* DATA
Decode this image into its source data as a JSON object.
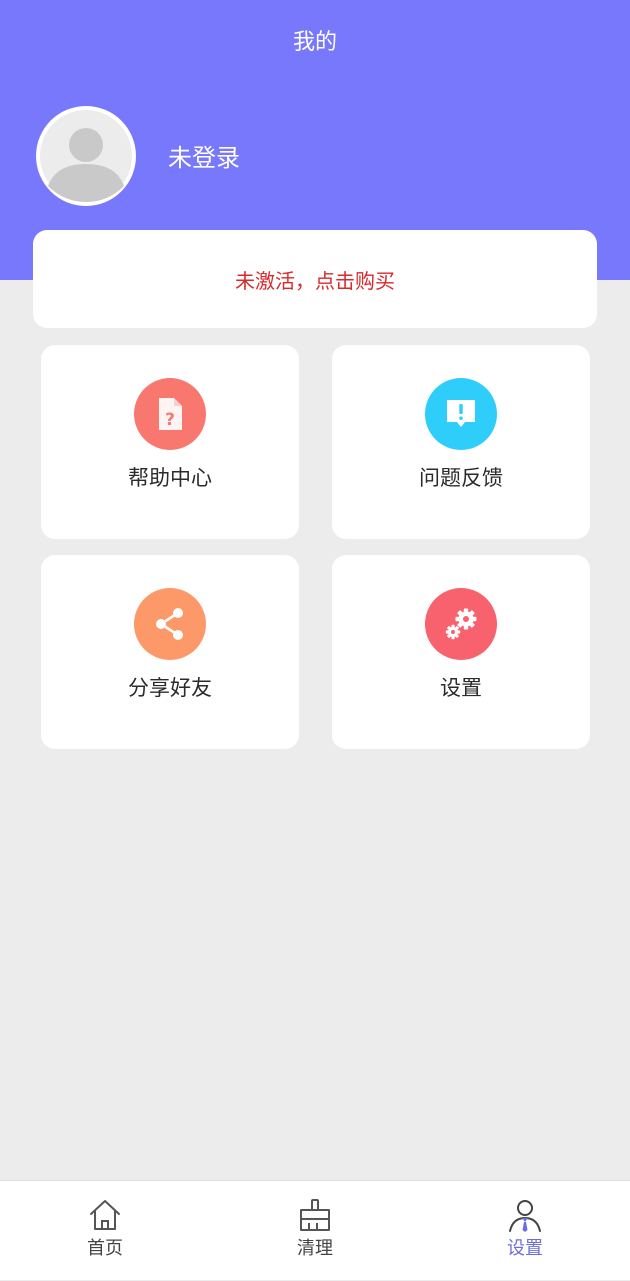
{
  "header": {
    "title": "我的",
    "background_color": "#7878fd"
  },
  "user": {
    "name": "未登录",
    "avatar_icon": "default-avatar-icon"
  },
  "activation": {
    "text": "未激活，点击购买",
    "text_color": "#d9292b"
  },
  "menu": [
    {
      "label": "帮助中心",
      "icon": "help-document-icon",
      "color": "#f87870"
    },
    {
      "label": "问题反馈",
      "icon": "feedback-message-icon",
      "color": "#2ecdfa"
    },
    {
      "label": "分享好友",
      "icon": "share-icon",
      "color": "#fd9868"
    },
    {
      "label": "设置",
      "icon": "gears-icon",
      "color": "#f8626e"
    }
  ],
  "tabs": [
    {
      "label": "首页",
      "icon": "home-icon",
      "active": false
    },
    {
      "label": "清理",
      "icon": "broom-icon",
      "active": false
    },
    {
      "label": "设置",
      "icon": "user-profile-icon",
      "active": true
    }
  ],
  "accent_color": "#6d6de0"
}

* EXERCISE TASK
Each line above is to be copied verbatim. Drop any image from the copy.

* OUTPUT OF THE TASK
Decode this image into its source data as a JSON object.
{
  "header": {
    "title": "我的",
    "background_color": "#7878fd"
  },
  "user": {
    "name": "未登录",
    "avatar_icon": "default-avatar-icon"
  },
  "activation": {
    "text": "未激活，点击购买",
    "text_color": "#d9292b"
  },
  "menu": [
    {
      "label": "帮助中心",
      "icon": "help-document-icon",
      "color": "#f87870"
    },
    {
      "label": "问题反馈",
      "icon": "feedback-message-icon",
      "color": "#2ecdfa"
    },
    {
      "label": "分享好友",
      "icon": "share-icon",
      "color": "#fd9868"
    },
    {
      "label": "设置",
      "icon": "gears-icon",
      "color": "#f8626e"
    }
  ],
  "tabs": [
    {
      "label": "首页",
      "icon": "home-icon",
      "active": false
    },
    {
      "label": "清理",
      "icon": "broom-icon",
      "active": false
    },
    {
      "label": "设置",
      "icon": "user-profile-icon",
      "active": true
    }
  ],
  "accent_color": "#6d6de0"
}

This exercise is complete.